» **DATA IN THIS EXERCISE**:

--- begin ---

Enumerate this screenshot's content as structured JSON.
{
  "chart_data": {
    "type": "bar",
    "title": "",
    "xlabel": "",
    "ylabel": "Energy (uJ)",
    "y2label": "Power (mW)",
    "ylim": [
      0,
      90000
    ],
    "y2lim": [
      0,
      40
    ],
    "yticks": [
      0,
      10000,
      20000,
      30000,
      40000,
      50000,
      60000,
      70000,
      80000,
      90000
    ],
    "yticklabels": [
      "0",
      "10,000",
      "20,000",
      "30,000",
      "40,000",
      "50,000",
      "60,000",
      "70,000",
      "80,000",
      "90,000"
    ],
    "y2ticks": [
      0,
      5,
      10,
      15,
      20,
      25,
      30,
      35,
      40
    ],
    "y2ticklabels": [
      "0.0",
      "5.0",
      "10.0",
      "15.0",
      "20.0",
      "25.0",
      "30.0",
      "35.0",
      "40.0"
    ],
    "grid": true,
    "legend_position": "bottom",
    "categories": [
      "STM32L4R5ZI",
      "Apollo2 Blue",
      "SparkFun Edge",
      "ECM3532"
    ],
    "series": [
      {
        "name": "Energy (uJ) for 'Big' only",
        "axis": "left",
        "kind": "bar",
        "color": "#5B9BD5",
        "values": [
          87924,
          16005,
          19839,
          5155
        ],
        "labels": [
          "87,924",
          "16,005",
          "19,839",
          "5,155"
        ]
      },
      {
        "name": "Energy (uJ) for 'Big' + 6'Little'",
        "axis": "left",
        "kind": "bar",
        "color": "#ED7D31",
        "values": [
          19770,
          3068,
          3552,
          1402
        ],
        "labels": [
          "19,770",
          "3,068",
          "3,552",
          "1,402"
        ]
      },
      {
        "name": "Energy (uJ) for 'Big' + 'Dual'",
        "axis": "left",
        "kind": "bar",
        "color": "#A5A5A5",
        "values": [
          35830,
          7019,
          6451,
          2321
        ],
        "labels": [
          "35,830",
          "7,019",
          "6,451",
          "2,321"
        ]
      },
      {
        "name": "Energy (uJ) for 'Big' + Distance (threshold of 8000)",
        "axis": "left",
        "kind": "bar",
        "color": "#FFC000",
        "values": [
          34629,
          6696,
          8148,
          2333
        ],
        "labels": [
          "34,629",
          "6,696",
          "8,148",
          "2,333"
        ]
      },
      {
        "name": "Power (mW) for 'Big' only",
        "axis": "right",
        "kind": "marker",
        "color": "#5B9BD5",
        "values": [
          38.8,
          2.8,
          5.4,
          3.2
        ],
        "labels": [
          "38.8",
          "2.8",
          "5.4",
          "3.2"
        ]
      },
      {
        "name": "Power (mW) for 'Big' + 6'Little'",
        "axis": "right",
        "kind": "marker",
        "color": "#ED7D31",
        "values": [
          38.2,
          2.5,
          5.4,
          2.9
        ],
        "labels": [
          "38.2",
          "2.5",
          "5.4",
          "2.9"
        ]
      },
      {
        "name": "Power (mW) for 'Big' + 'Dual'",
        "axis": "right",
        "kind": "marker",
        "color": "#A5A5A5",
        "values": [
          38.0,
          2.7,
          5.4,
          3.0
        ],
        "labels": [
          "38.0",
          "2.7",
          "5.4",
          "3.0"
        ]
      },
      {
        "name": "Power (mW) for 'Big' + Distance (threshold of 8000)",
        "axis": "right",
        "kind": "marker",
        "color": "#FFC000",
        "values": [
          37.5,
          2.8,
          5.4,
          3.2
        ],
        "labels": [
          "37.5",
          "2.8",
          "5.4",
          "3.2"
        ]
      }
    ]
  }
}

--- end ---

» **EXERCISE OBJECTIVE**:
Print out every record again, exactly and in full.

» **SOLUTION FOR THIS TASK**:
Enumerate this screenshot's content as structured JSON.
{
  "chart_data": {
    "type": "bar",
    "title": "",
    "xlabel": "",
    "ylabel": "Energy (uJ)",
    "y2label": "Power (mW)",
    "ylim": [
      0,
      90000
    ],
    "y2lim": [
      0,
      40
    ],
    "yticks": [
      0,
      10000,
      20000,
      30000,
      40000,
      50000,
      60000,
      70000,
      80000,
      90000
    ],
    "yticklabels": [
      "0",
      "10,000",
      "20,000",
      "30,000",
      "40,000",
      "50,000",
      "60,000",
      "70,000",
      "80,000",
      "90,000"
    ],
    "y2ticks": [
      0,
      5,
      10,
      15,
      20,
      25,
      30,
      35,
      40
    ],
    "y2ticklabels": [
      "0.0",
      "5.0",
      "10.0",
      "15.0",
      "20.0",
      "25.0",
      "30.0",
      "35.0",
      "40.0"
    ],
    "grid": true,
    "legend_position": "bottom",
    "categories": [
      "STM32L4R5ZI",
      "Apollo2 Blue",
      "SparkFun Edge",
      "ECM3532"
    ],
    "series": [
      {
        "name": "Energy (uJ) for 'Big' only",
        "axis": "left",
        "kind": "bar",
        "color": "#5B9BD5",
        "values": [
          87924,
          16005,
          19839,
          5155
        ],
        "labels": [
          "87,924",
          "16,005",
          "19,839",
          "5,155"
        ]
      },
      {
        "name": "Energy (uJ) for 'Big' + 6'Little'",
        "axis": "left",
        "kind": "bar",
        "color": "#ED7D31",
        "values": [
          19770,
          3068,
          3552,
          1402
        ],
        "labels": [
          "19,770",
          "3,068",
          "3,552",
          "1,402"
        ]
      },
      {
        "name": "Energy (uJ) for 'Big' + 'Dual'",
        "axis": "left",
        "kind": "bar",
        "color": "#A5A5A5",
        "values": [
          35830,
          7019,
          6451,
          2321
        ],
        "labels": [
          "35,830",
          "7,019",
          "6,451",
          "2,321"
        ]
      },
      {
        "name": "Energy (uJ) for 'Big' + Distance (threshold of 8000)",
        "axis": "left",
        "kind": "bar",
        "color": "#FFC000",
        "values": [
          34629,
          6696,
          8148,
          2333
        ],
        "labels": [
          "34,629",
          "6,696",
          "8,148",
          "2,333"
        ]
      },
      {
        "name": "Power (mW) for 'Big' only",
        "axis": "right",
        "kind": "marker",
        "color": "#5B9BD5",
        "values": [
          38.8,
          2.8,
          5.4,
          3.2
        ],
        "labels": [
          "38.8",
          "2.8",
          "5.4",
          "3.2"
        ]
      },
      {
        "name": "Power (mW) for 'Big' + 6'Little'",
        "axis": "right",
        "kind": "marker",
        "color": "#ED7D31",
        "values": [
          38.2,
          2.5,
          5.4,
          2.9
        ],
        "labels": [
          "38.2",
          "2.5",
          "5.4",
          "2.9"
        ]
      },
      {
        "name": "Power (mW) for 'Big' + 'Dual'",
        "axis": "right",
        "kind": "marker",
        "color": "#A5A5A5",
        "values": [
          38.0,
          2.7,
          5.4,
          3.0
        ],
        "labels": [
          "38.0",
          "2.7",
          "5.4",
          "3.0"
        ]
      },
      {
        "name": "Power (mW) for 'Big' + Distance (threshold of 8000)",
        "axis": "right",
        "kind": "marker",
        "color": "#FFC000",
        "values": [
          37.5,
          2.8,
          5.4,
          3.2
        ],
        "labels": [
          "37.5",
          "2.8",
          "5.4",
          "3.2"
        ]
      }
    ]
  }
}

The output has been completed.